— Start of Record excerpts —

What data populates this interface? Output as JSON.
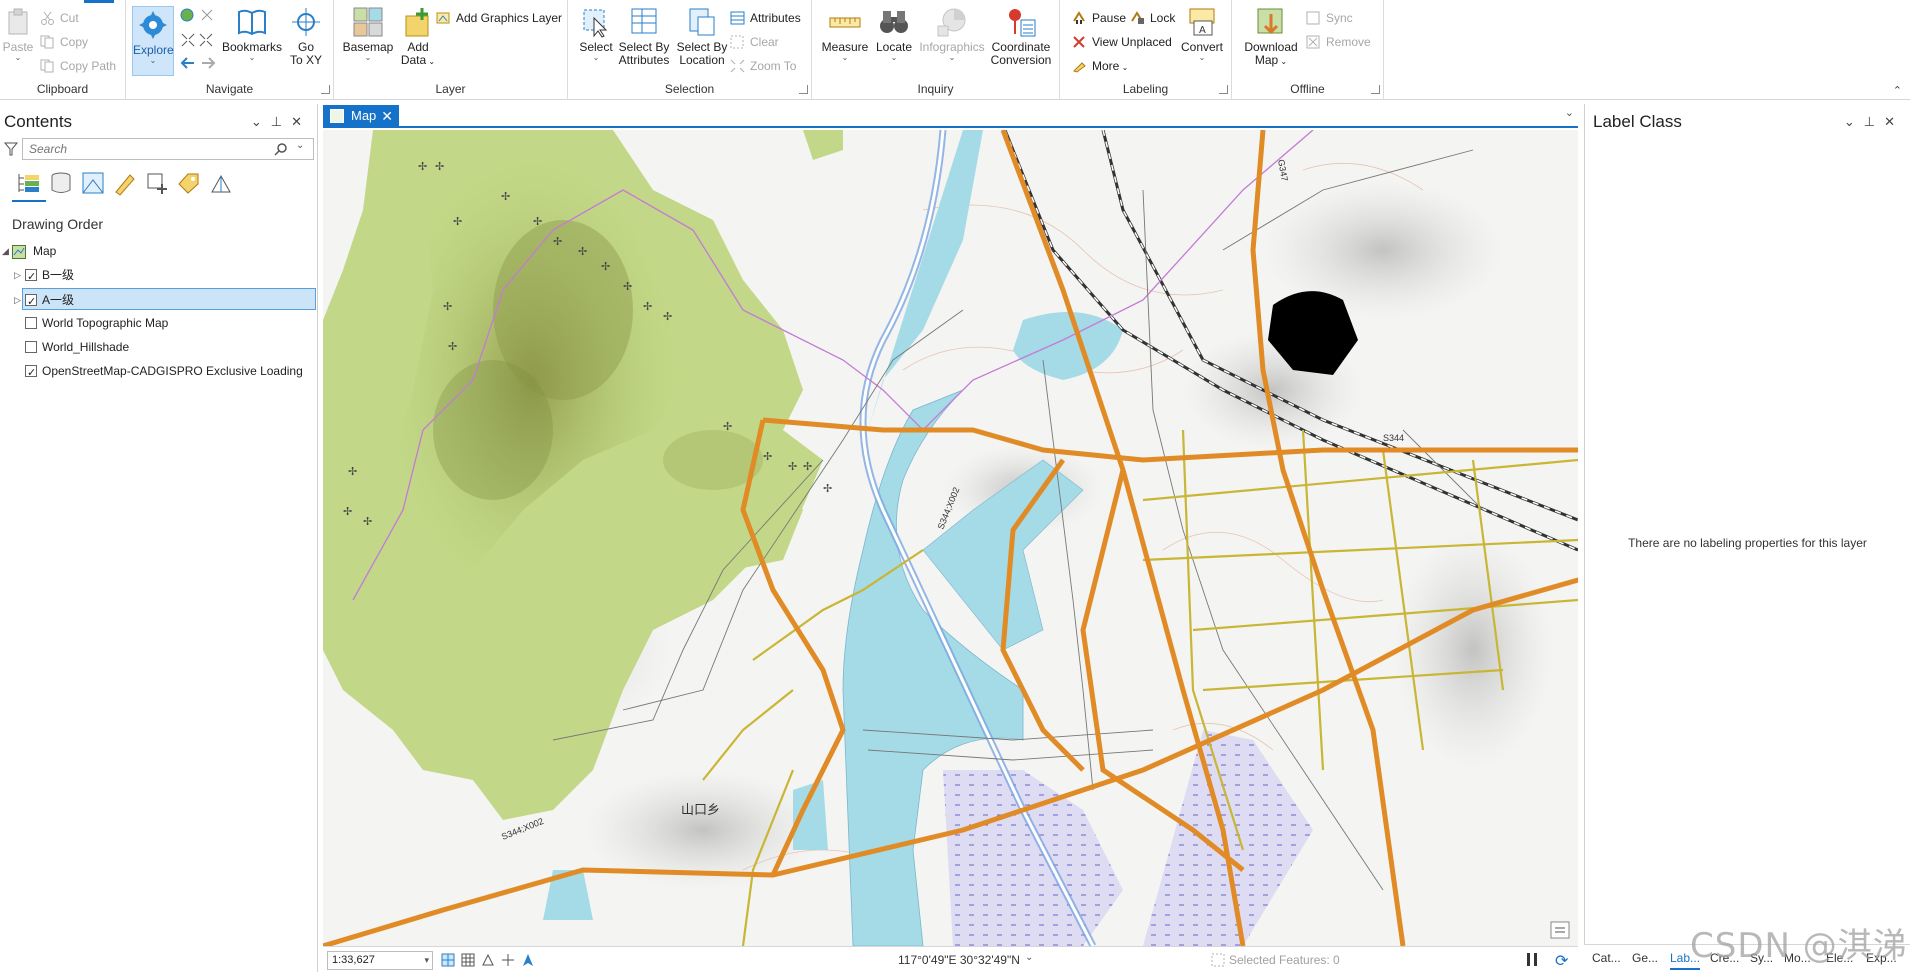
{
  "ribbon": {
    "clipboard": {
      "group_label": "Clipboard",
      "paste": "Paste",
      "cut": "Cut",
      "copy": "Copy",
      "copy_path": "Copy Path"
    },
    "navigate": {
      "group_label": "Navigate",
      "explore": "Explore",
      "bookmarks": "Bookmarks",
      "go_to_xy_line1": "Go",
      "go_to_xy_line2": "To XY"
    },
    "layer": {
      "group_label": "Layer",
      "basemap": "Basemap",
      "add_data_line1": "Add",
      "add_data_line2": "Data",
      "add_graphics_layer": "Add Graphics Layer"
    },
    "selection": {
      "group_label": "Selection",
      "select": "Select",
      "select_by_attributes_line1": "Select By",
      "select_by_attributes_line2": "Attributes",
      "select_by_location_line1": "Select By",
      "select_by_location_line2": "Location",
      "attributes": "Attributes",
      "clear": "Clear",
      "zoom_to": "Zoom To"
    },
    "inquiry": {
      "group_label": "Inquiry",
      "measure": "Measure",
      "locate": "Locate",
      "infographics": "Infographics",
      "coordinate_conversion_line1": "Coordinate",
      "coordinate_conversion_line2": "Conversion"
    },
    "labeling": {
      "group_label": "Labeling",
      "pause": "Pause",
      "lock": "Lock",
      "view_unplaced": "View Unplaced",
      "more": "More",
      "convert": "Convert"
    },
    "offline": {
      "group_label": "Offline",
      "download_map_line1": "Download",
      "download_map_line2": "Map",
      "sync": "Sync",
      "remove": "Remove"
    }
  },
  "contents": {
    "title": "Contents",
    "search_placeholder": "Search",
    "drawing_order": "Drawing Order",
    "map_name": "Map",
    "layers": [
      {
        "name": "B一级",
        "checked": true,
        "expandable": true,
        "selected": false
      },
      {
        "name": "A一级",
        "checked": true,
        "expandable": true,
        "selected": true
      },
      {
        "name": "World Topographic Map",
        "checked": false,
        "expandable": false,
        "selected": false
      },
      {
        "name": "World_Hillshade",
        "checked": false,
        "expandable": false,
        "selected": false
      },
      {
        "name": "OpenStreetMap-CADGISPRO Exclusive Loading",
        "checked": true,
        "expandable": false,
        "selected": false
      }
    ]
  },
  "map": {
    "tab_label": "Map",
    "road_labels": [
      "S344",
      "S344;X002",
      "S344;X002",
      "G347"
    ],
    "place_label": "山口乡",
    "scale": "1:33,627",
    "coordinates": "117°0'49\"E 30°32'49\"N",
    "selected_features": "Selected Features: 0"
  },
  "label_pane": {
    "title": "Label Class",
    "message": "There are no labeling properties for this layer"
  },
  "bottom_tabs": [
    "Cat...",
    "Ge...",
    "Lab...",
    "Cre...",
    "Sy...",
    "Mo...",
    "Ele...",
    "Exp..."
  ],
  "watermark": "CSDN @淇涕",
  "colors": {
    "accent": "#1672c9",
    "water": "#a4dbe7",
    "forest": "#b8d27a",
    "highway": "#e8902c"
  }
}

— End of Record excerpts —

• _The request_:
Quote the entries in full. Any image among them is to be omitted from the copy.

• _Solution_:
What data populates this interface? Output as JSON.
{
  "ribbon": {
    "clipboard": {
      "group_label": "Clipboard",
      "paste": "Paste",
      "cut": "Cut",
      "copy": "Copy",
      "copy_path": "Copy Path"
    },
    "navigate": {
      "group_label": "Navigate",
      "explore": "Explore",
      "bookmarks": "Bookmarks",
      "go_to_xy_line1": "Go",
      "go_to_xy_line2": "To XY"
    },
    "layer": {
      "group_label": "Layer",
      "basemap": "Basemap",
      "add_data_line1": "Add",
      "add_data_line2": "Data",
      "add_graphics_layer": "Add Graphics Layer"
    },
    "selection": {
      "group_label": "Selection",
      "select": "Select",
      "select_by_attributes_line1": "Select By",
      "select_by_attributes_line2": "Attributes",
      "select_by_location_line1": "Select By",
      "select_by_location_line2": "Location",
      "attributes": "Attributes",
      "clear": "Clear",
      "zoom_to": "Zoom To"
    },
    "inquiry": {
      "group_label": "Inquiry",
      "measure": "Measure",
      "locate": "Locate",
      "infographics": "Infographics",
      "coordinate_conversion_line1": "Coordinate",
      "coordinate_conversion_line2": "Conversion"
    },
    "labeling": {
      "group_label": "Labeling",
      "pause": "Pause",
      "lock": "Lock",
      "view_unplaced": "View Unplaced",
      "more": "More",
      "convert": "Convert"
    },
    "offline": {
      "group_label": "Offline",
      "download_map_line1": "Download",
      "download_map_line2": "Map",
      "sync": "Sync",
      "remove": "Remove"
    }
  },
  "contents": {
    "title": "Contents",
    "search_placeholder": "Search",
    "drawing_order": "Drawing Order",
    "map_name": "Map",
    "layers": [
      {
        "name": "B一级",
        "checked": true,
        "expandable": true,
        "selected": false
      },
      {
        "name": "A一级",
        "checked": true,
        "expandable": true,
        "selected": true
      },
      {
        "name": "World Topographic Map",
        "checked": false,
        "expandable": false,
        "selected": false
      },
      {
        "name": "World_Hillshade",
        "checked": false,
        "expandable": false,
        "selected": false
      },
      {
        "name": "OpenStreetMap-CADGISPRO Exclusive Loading",
        "checked": true,
        "expandable": false,
        "selected": false
      }
    ]
  },
  "map": {
    "tab_label": "Map",
    "road_labels": [
      "S344",
      "S344;X002",
      "S344;X002",
      "G347"
    ],
    "place_label": "山口乡",
    "scale": "1:33,627",
    "coordinates": "117°0'49\"E 30°32'49\"N",
    "selected_features": "Selected Features: 0"
  },
  "label_pane": {
    "title": "Label Class",
    "message": "There are no labeling properties for this layer"
  },
  "bottom_tabs": [
    "Cat...",
    "Ge...",
    "Lab...",
    "Cre...",
    "Sy...",
    "Mo...",
    "Ele...",
    "Exp..."
  ],
  "watermark": "CSDN @淇涕",
  "colors": {
    "accent": "#1672c9",
    "water": "#a4dbe7",
    "forest": "#b8d27a",
    "highway": "#e8902c"
  }
}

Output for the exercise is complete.